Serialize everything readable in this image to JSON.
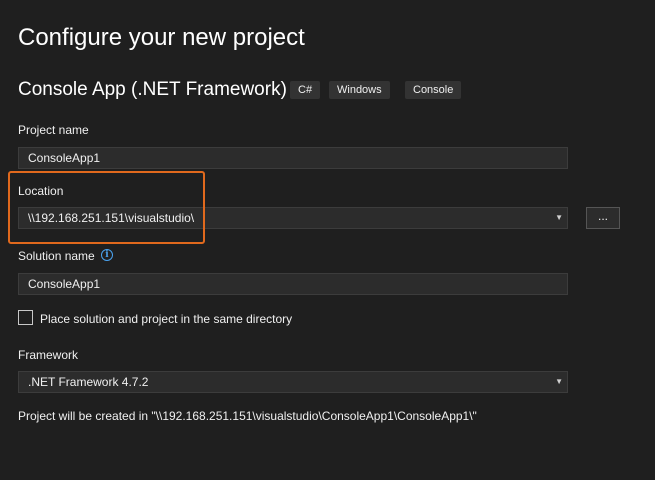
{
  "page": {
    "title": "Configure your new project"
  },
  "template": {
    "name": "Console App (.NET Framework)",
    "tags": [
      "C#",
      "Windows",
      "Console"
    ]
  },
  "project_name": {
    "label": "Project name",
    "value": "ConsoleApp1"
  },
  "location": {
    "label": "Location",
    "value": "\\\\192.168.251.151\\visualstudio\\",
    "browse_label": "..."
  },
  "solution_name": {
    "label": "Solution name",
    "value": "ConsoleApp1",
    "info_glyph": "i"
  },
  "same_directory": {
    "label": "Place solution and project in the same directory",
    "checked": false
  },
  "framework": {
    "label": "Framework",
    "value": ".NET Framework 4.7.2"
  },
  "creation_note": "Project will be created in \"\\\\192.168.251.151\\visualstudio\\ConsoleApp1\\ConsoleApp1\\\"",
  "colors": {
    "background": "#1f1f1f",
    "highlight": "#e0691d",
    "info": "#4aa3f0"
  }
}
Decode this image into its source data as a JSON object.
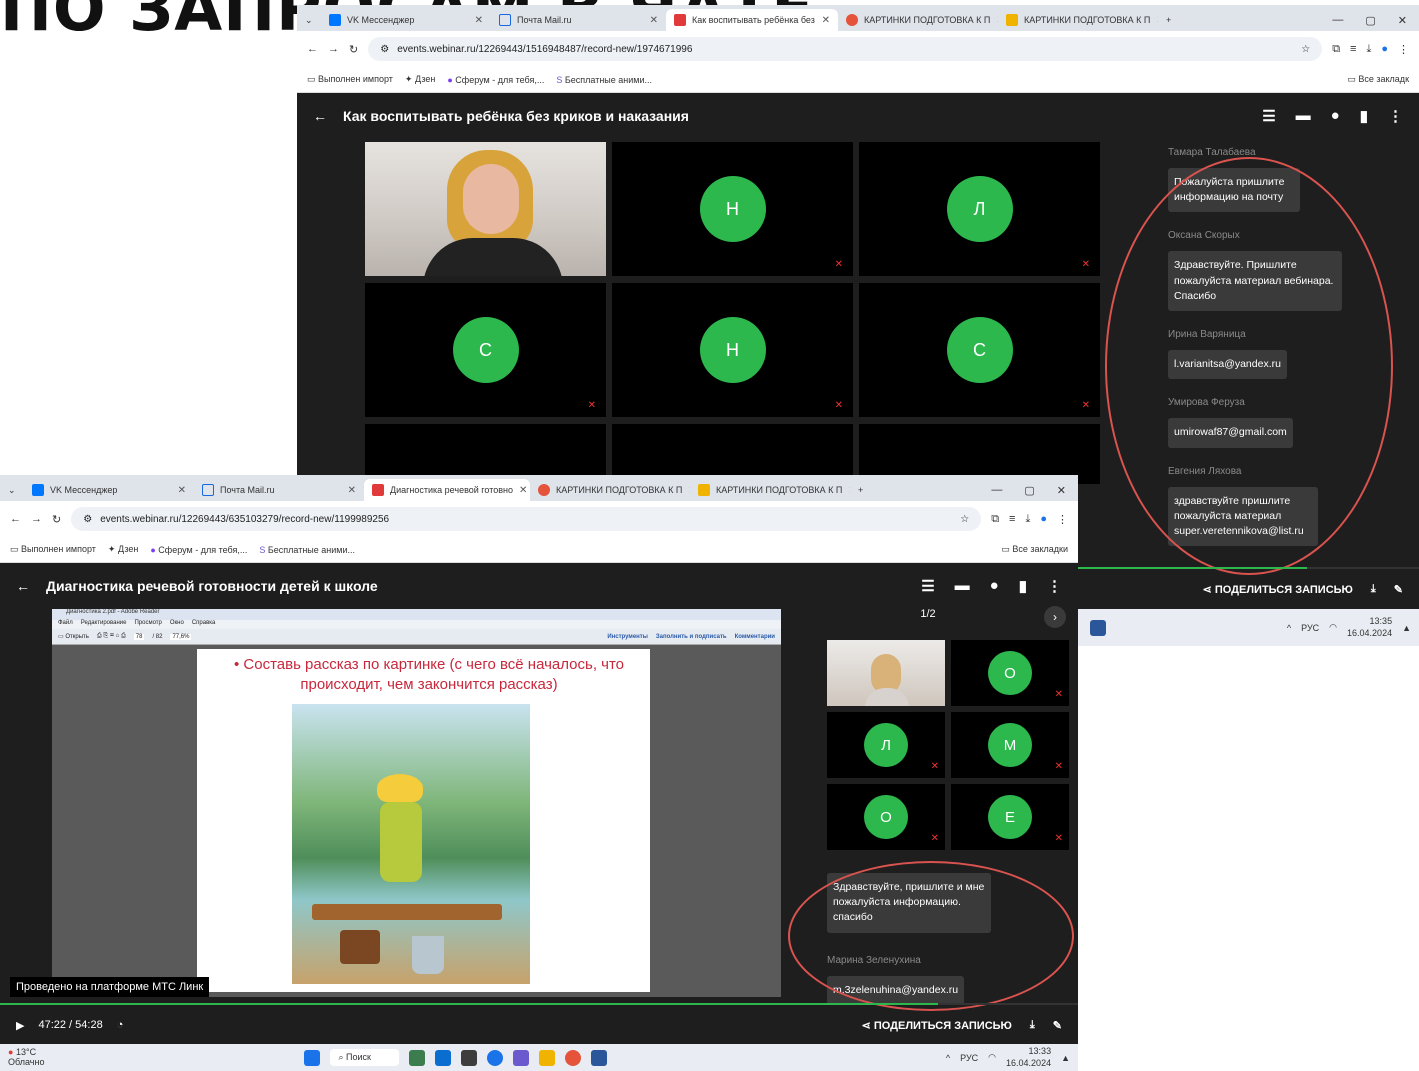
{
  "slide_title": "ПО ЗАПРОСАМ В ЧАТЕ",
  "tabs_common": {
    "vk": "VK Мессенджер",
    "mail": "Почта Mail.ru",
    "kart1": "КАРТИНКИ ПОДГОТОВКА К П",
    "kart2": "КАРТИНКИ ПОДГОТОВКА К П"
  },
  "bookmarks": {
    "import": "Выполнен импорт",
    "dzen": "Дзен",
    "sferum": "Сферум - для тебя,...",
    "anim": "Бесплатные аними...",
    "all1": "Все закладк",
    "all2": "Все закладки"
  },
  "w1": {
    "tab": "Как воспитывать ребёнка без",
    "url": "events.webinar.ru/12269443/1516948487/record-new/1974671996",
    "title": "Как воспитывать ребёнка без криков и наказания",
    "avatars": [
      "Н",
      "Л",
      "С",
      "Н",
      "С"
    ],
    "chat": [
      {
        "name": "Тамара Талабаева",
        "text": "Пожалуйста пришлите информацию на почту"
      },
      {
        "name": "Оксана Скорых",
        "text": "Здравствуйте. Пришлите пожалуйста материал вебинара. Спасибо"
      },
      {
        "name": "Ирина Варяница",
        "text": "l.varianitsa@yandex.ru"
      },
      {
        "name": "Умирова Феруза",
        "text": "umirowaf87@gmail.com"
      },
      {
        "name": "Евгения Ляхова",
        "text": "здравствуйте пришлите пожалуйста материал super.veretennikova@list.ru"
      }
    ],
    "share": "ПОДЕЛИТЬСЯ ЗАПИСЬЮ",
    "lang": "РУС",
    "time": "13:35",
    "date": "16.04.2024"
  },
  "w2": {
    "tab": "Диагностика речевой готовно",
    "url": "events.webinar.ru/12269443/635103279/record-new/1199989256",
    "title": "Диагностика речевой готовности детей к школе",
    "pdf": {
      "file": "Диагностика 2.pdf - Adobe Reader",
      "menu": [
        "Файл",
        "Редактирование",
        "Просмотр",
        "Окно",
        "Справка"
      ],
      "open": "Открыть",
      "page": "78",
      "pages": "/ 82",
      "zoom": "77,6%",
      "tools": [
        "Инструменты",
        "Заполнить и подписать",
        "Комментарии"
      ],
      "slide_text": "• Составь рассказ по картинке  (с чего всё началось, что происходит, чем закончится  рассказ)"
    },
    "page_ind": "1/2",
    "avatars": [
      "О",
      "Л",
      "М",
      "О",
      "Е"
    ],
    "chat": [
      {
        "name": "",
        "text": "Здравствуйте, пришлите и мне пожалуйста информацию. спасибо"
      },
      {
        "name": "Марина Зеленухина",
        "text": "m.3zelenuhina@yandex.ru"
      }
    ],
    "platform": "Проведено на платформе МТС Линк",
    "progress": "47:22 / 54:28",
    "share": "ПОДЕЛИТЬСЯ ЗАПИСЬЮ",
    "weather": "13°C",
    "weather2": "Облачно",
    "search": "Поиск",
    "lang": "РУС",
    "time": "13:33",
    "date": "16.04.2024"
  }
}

---

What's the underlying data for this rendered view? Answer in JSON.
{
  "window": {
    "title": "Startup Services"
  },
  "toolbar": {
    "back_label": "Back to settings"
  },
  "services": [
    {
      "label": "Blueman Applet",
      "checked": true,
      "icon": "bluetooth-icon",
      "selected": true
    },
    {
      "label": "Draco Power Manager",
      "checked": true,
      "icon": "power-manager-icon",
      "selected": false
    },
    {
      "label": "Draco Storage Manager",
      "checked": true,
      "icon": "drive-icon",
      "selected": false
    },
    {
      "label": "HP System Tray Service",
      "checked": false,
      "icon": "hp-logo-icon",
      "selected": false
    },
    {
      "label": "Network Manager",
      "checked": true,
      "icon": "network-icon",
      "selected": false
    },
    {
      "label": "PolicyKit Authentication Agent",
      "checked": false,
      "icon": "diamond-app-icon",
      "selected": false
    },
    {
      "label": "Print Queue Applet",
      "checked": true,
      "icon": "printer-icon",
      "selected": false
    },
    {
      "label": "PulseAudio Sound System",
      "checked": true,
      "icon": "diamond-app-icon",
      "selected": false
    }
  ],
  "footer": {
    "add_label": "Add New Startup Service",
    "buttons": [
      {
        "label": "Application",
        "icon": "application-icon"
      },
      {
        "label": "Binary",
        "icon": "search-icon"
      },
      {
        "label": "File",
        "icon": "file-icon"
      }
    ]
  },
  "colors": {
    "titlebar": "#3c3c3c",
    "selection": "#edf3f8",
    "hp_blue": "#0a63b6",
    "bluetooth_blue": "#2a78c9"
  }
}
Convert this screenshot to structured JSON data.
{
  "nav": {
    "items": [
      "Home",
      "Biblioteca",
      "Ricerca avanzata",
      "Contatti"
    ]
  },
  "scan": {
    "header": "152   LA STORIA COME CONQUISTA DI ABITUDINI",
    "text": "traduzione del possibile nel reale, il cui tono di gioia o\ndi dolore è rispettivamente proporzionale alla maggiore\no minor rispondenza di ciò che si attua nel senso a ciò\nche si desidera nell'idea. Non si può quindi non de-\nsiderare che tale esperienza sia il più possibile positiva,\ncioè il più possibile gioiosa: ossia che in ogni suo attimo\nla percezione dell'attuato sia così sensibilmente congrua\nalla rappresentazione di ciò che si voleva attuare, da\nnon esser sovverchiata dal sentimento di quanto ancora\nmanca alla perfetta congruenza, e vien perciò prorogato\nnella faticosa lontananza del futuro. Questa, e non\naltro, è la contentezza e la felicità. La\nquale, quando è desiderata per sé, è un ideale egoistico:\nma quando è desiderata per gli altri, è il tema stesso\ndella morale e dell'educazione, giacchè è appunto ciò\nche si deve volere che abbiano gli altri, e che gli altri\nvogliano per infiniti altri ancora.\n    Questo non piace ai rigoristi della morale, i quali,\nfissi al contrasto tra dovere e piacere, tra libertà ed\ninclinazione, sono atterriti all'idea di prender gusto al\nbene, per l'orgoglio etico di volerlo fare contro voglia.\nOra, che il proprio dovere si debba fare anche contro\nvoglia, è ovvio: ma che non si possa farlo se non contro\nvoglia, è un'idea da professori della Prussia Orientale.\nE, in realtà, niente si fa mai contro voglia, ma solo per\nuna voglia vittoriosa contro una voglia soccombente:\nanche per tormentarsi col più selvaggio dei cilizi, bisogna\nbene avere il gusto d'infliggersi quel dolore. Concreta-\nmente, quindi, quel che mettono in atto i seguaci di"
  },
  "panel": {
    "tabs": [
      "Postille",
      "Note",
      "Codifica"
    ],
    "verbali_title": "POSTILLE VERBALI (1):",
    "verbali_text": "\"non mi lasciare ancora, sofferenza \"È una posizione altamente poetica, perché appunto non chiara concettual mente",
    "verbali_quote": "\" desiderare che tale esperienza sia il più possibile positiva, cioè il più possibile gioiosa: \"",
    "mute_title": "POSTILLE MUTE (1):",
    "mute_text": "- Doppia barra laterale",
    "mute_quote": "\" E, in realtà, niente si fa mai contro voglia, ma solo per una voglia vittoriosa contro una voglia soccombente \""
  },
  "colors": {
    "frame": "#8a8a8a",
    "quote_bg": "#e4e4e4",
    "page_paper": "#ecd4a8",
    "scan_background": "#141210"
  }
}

...

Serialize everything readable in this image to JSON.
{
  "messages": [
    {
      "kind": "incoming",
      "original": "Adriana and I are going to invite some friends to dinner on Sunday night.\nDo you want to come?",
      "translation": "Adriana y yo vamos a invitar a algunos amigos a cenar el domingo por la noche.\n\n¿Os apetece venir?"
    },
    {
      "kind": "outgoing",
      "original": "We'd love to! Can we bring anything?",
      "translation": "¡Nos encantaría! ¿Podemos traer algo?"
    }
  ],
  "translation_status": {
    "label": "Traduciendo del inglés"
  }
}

Challenge =>
Where does the word "esperienza" appear in the listing? List each line that holds it.

Written solution =>
    "text": "traduzione del possibile nel reale, il cui tono di gioia o\ndi dolore è rispettivamente proporzionale alla maggiore\no minor rispondenza di ciò che si attua nel senso a ciò\nche si desidera nell'idea. Non si può quindi non de-\nsiderare che tale esperienza sia il più possibile positiva,\ncioè il più possibile gioiosa: ossia che in ogni suo attimo\nla percezione dell'attuato sia così sensibilmente congrua\nalla rappresentazione di ciò che si voleva attuare, da\nnon esser sovverchiata dal sentimento di quanto ancora\nmanca alla perfetta congruenza, e vien perciò prorogato\nnella faticosa lontananza del futuro. Questa, e non\naltro, è la contentezza e la felicità. La\nquale, quando è desiderata per sé, è un ideale egoistico:\nma quando è desiderata per gli altri, è il tema stesso\ndella morale e dell'educazione, giacchè è appunto ciò\nche si deve volere che abbiano gli altri, e che gli altri\nvogliano per infiniti altri ancora.\n    Questo non piace ai rigoristi della morale, i quali,\nfissi al contrasto tra dovere e piacere, tra libertà ed\ninclinazione, sono atterriti all'idea di prender gusto al\nbene, per l'orgoglio etico di volerlo fare contro voglia.\nOra, che il proprio dovere si debba fare anche contro\nvoglia, è ovvio: ma che non si possa farlo se non contro\nvoglia, è un'idea da professori della Prussia Orientale.\nE, in realtà, niente si fa mai contro voglia, ma solo per\nuna voglia vittoriosa contro una voglia soccombente:\nanche per tormentarsi col più selvaggio dei cilizi, bisogna\nbene avere il gusto d'infliggersi quel dolore. Concreta-\nmente, quindi, quel che mettono in atto i seguaci di"
    "verbali_quote": "\" desiderare che tale esperienza sia il più possibile positiva, cioè il più possibile gioiosa: \"",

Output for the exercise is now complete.